Requirement a: Reproduce the passage on CRA harmonised standards word for word, in full.

What Are CRA Harmonised Standards? Status and Tracker

Harmonised standards are the technical specifications that turn the Cyber Resilience Act's broad Annex I requirements into concrete, testable provisions. This page explains what they are and tracks every draft under the European Commission's standardisation request M/606: the product category, the body drafting it, its current status, and a link to each public draft.

Summary

  • No CRA harmonised standard is published in the Official Journal yet (as of 4 June 2026), so the Article 27 presumption of conformity is not available for any product category.
  • ETSI's product drafts and the first CEN standards are furthest along. The EN 304 6xx drafts are public to read now, and several CEN standards (the horizontal EN 40000 vocabulary, principles and vulnerability-handling parts, plus the secure-element standards EN 50764/50765/50766 and prEN 18330) have closed their public enquiry and are under approval.

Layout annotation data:
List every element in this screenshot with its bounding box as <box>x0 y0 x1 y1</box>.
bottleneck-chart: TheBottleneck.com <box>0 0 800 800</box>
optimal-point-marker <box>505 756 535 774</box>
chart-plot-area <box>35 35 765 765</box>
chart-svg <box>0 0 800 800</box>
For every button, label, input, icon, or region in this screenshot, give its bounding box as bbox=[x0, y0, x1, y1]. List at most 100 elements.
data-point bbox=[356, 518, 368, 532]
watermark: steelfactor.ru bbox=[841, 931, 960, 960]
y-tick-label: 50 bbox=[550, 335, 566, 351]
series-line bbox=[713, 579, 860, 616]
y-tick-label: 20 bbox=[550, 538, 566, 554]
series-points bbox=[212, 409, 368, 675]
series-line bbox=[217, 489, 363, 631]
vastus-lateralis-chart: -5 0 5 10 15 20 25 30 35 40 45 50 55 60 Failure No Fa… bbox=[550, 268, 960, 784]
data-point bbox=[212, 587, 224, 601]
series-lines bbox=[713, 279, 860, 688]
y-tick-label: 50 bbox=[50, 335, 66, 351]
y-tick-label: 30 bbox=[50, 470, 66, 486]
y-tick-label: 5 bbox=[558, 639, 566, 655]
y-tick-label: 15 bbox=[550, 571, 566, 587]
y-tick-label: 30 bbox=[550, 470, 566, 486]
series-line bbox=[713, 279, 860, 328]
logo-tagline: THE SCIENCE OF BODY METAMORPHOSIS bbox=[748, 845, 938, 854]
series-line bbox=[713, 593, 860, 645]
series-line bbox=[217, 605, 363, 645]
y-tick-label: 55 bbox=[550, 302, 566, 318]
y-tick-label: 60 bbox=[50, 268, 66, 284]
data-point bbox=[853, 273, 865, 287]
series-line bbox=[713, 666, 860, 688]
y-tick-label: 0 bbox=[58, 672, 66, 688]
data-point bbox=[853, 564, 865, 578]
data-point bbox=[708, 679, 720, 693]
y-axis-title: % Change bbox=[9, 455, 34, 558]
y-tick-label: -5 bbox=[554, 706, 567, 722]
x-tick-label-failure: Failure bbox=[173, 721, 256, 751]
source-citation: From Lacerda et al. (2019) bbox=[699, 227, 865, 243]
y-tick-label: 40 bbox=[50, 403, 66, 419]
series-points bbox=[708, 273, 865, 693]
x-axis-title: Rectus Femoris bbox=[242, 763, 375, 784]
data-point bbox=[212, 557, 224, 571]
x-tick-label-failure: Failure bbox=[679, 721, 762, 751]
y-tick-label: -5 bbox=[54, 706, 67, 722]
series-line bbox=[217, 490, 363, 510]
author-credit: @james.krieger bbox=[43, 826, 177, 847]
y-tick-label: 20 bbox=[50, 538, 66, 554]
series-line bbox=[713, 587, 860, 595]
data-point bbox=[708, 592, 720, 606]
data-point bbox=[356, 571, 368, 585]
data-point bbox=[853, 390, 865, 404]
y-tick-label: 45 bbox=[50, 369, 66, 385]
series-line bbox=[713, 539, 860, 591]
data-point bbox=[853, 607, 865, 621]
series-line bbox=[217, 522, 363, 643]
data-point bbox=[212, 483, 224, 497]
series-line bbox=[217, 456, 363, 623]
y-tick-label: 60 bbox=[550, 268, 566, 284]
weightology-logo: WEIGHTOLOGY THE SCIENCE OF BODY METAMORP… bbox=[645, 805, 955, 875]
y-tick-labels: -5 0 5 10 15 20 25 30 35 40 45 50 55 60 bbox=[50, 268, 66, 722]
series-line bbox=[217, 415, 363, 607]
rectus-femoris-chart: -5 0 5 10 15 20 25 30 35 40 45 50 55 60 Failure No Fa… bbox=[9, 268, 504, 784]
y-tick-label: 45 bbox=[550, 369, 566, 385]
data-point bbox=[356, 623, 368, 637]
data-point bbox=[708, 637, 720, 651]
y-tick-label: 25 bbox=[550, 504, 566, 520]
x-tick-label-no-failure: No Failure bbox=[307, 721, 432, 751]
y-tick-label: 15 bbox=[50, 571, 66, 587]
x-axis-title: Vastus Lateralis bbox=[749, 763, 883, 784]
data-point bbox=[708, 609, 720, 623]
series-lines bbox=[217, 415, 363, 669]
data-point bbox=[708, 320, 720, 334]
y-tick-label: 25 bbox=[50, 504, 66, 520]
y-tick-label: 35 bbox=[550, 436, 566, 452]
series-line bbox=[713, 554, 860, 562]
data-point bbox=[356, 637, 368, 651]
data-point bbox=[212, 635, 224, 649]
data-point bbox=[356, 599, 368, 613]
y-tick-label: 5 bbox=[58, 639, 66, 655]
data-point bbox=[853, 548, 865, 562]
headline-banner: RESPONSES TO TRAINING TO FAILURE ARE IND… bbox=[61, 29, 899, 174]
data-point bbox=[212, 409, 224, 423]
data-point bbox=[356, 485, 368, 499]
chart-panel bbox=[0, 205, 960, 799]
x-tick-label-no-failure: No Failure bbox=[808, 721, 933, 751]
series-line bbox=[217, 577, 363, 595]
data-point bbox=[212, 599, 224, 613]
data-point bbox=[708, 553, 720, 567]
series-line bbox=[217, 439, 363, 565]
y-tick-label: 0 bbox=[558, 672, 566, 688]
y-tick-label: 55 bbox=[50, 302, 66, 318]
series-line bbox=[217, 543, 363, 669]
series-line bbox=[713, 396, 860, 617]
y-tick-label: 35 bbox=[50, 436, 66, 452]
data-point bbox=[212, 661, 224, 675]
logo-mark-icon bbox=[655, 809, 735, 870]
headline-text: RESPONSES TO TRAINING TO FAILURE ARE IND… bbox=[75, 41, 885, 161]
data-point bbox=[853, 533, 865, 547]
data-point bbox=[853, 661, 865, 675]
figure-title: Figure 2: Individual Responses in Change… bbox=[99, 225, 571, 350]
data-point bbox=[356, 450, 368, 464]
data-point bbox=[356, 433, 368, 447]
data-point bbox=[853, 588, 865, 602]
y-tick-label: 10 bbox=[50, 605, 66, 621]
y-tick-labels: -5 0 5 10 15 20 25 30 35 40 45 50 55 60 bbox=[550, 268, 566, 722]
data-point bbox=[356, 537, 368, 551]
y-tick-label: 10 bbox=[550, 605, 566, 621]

Requirement b: Render the listing from its first line through the line containing "data-point bbox=[356, 518, 368, 532]", both included, as a Markdown table with the columns Row and Listing line, omitting any blank lines.

Task answer a:
What Are CRA Harmonised Standards? Status and Tracker

Harmonised standards are the technical specifications that turn the Cyber Resilience Act's broad Annex I requirements into concrete, testable provisions. This page explains what they are and tracks every draft under the European Commission's standardisation request M/606: the product category, the body drafting it, its current status, and a link to each public draft.

Summary

  • No CRA harmonised standard is published in the Official Journal yet (as of 4 June 2026), so the Article 27 presumption of conformity is not available for any product category.
  • ETSI's product drafts and the first CEN standards are furthest along. The EN 304 6xx drafts are public to read now, and several CEN standards (the horizontal EN 40000 vocabulary, principles and vulnerability-handling parts, plus the secure-element standards EN 50764/50765/50766 and prEN 18330) have closed their public enquiry and are under approval.

Task answer b:
| Row | Listing line |
|---|---|
| 1 | List every element in this screenshot with its bounding box as <box>x0 y0 x1 y1</box>. |
| 2 | bottleneck-chart: TheBottleneck.com <box>0 0 800 800</box> |
| 3 | optimal-point-marker <box>505 756 535 774</box> |
| 4 | chart-plot-area <box>35 35 765 765</box> |
| 5 | chart-svg <box>0 0 800 800</box> |
| 6 | For every button, label, input, icon, or region in this screenshot, give its bounding box as bbox=[x0, y0, x1, y1]. List at most 100 elements. |
| 7 | data-point bbox=[356, 518, 368, 532] |